══ SOURCE DATA
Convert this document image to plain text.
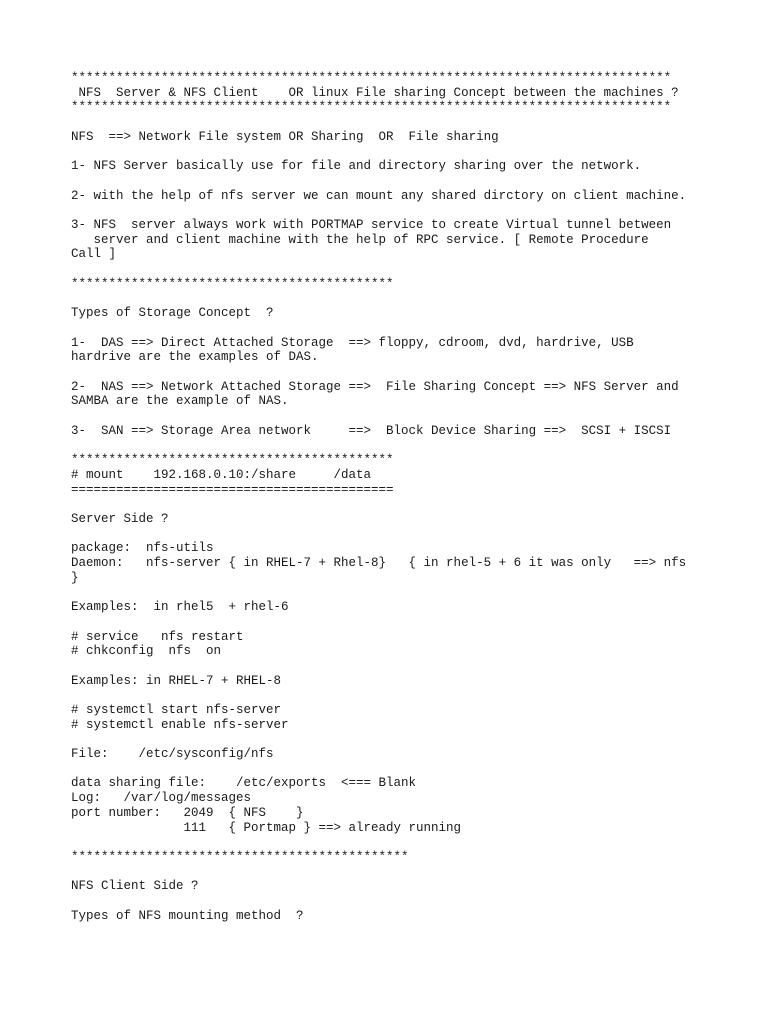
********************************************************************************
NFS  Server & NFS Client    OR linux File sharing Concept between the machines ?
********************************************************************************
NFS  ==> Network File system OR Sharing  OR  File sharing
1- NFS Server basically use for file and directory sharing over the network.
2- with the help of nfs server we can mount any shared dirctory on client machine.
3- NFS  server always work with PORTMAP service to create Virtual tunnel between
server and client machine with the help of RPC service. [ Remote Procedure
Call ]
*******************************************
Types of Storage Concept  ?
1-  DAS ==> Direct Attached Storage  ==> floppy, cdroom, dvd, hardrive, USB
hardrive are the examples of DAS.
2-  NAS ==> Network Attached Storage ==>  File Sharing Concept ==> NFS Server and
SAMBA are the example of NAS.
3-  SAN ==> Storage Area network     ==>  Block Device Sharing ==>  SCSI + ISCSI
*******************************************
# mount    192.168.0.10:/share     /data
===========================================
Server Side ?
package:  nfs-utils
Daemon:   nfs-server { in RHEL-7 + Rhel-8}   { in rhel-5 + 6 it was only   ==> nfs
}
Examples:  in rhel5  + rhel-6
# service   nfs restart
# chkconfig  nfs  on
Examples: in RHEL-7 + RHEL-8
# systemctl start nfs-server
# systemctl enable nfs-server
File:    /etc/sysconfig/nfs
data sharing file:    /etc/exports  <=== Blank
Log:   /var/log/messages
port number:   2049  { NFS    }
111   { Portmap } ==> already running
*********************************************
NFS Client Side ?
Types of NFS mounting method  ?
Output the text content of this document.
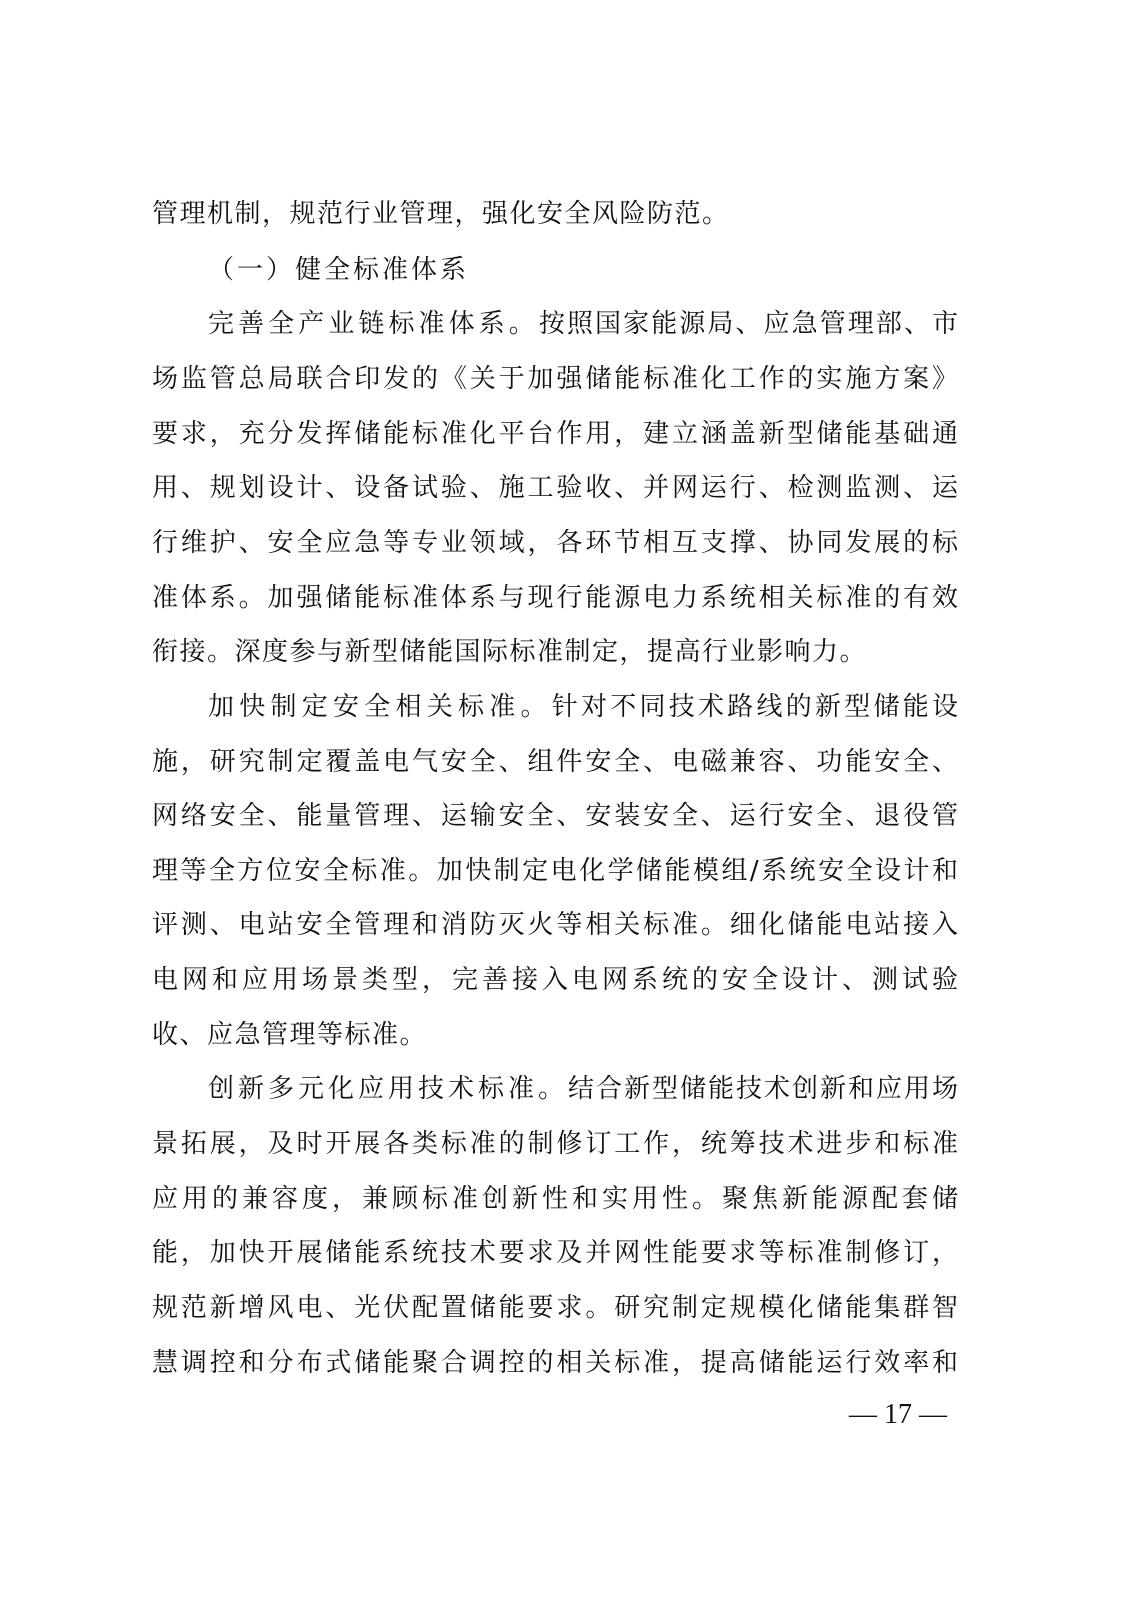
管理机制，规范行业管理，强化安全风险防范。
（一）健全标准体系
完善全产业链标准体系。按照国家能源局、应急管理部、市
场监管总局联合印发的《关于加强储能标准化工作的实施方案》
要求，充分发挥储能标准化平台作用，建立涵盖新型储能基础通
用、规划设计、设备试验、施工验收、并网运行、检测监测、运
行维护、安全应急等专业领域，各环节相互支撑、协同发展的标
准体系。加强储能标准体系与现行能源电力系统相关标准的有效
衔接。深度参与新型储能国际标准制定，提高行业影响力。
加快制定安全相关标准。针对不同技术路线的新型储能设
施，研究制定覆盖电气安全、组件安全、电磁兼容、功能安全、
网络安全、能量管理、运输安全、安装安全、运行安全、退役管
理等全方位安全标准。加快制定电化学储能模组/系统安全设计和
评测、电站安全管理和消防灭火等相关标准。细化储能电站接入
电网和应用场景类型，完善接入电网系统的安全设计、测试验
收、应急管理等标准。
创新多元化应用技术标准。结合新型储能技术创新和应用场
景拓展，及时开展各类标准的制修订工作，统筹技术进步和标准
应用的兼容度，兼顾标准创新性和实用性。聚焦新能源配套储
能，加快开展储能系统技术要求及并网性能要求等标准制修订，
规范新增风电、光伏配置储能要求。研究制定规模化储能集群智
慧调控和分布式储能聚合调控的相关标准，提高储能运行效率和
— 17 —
════
══ SOURCE DATA
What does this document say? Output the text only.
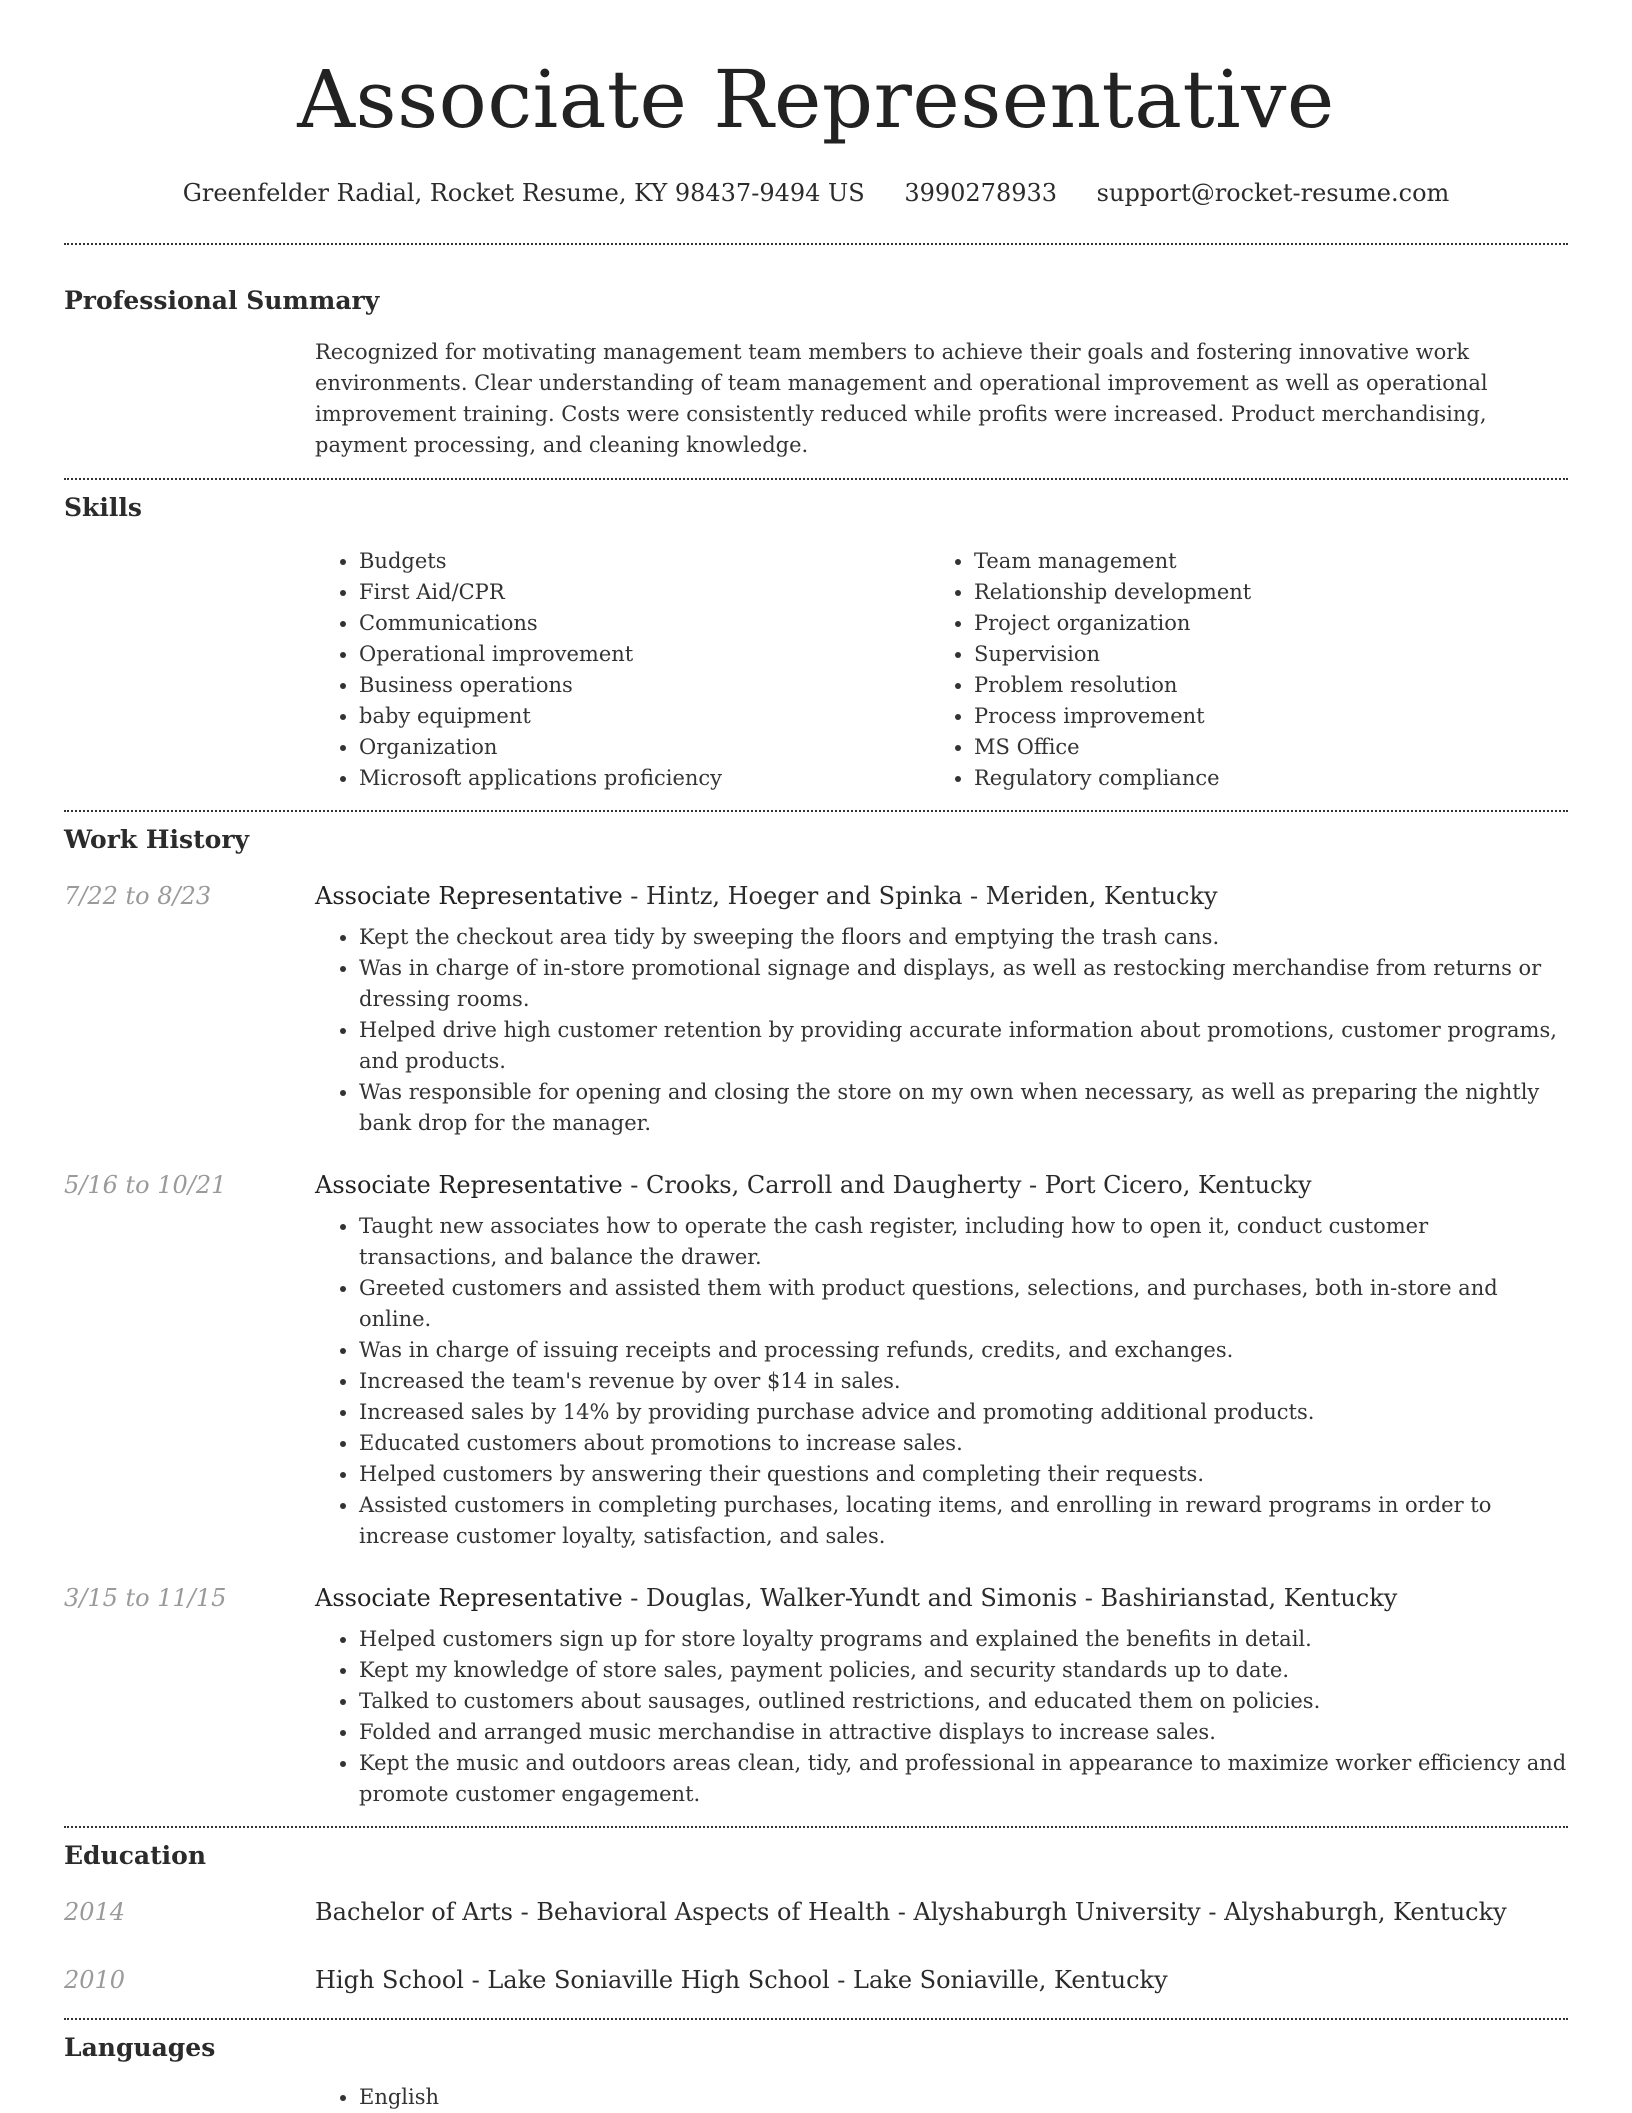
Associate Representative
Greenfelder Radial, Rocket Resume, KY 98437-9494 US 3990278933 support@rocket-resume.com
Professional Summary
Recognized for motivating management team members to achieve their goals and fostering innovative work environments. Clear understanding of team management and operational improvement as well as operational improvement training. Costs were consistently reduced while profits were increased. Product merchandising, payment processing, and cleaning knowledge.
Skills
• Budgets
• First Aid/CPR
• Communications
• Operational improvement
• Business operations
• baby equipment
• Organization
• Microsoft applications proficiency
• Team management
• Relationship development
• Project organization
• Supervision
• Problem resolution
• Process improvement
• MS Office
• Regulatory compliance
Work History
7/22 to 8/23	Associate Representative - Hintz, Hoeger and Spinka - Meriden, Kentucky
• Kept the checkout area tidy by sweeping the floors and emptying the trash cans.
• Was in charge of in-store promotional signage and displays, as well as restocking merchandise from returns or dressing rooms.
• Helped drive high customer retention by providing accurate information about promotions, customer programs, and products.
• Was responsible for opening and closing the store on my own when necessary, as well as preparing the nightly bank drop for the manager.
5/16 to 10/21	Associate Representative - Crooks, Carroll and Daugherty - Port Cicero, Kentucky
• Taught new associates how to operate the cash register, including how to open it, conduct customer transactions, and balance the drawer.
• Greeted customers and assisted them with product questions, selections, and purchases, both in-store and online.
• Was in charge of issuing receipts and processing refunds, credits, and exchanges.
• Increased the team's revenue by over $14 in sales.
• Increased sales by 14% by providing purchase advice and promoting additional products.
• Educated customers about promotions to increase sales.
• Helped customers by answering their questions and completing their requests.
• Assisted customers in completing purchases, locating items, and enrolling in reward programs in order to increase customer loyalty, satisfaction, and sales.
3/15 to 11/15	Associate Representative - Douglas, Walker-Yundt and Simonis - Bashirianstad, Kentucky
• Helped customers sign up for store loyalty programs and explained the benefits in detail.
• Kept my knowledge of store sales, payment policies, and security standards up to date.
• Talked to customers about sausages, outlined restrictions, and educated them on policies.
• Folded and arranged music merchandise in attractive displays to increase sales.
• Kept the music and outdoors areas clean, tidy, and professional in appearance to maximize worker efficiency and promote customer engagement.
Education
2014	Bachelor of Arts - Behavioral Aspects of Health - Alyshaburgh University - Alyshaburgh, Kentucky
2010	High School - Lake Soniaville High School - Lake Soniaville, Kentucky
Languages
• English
════
WHAT YOU HAVE TO DO – Report the number of lines above containing the word "processing", with no other text.

RESPONSE BELOW – 2